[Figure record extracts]
## Begin

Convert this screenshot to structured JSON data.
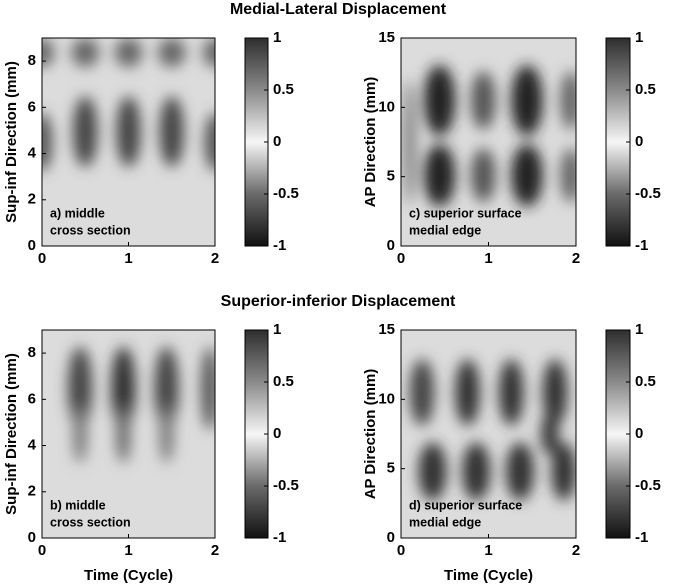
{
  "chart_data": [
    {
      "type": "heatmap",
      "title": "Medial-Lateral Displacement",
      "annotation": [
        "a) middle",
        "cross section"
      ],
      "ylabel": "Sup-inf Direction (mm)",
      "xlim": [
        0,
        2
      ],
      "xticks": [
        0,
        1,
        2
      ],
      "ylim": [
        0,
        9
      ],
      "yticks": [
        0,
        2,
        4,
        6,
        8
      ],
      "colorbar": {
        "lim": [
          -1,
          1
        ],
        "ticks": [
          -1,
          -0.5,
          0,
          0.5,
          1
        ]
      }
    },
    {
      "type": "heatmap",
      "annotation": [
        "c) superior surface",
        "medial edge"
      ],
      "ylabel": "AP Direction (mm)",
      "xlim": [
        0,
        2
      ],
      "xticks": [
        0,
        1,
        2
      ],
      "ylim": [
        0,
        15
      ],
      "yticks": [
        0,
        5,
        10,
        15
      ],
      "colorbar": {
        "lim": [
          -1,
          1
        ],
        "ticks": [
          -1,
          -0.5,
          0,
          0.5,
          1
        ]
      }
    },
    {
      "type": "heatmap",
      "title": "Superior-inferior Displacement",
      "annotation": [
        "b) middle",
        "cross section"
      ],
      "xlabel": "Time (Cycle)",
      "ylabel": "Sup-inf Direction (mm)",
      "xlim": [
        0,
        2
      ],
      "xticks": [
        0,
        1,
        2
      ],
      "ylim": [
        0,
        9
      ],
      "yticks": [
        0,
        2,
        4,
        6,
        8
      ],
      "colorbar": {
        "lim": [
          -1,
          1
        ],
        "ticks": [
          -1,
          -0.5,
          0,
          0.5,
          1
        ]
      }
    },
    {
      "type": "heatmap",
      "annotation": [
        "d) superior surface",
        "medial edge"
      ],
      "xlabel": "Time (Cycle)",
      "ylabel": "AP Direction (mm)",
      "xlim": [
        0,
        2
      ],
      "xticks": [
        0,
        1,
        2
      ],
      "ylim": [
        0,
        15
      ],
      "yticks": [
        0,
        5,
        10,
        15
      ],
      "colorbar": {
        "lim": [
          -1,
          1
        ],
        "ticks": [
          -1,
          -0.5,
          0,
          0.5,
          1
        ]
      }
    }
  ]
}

## End

» **Task goal**:
Using the listing above, return all lines where the word "surface" occurs.

» **Task result**:
        "c) superior surface",
        "d) superior surface",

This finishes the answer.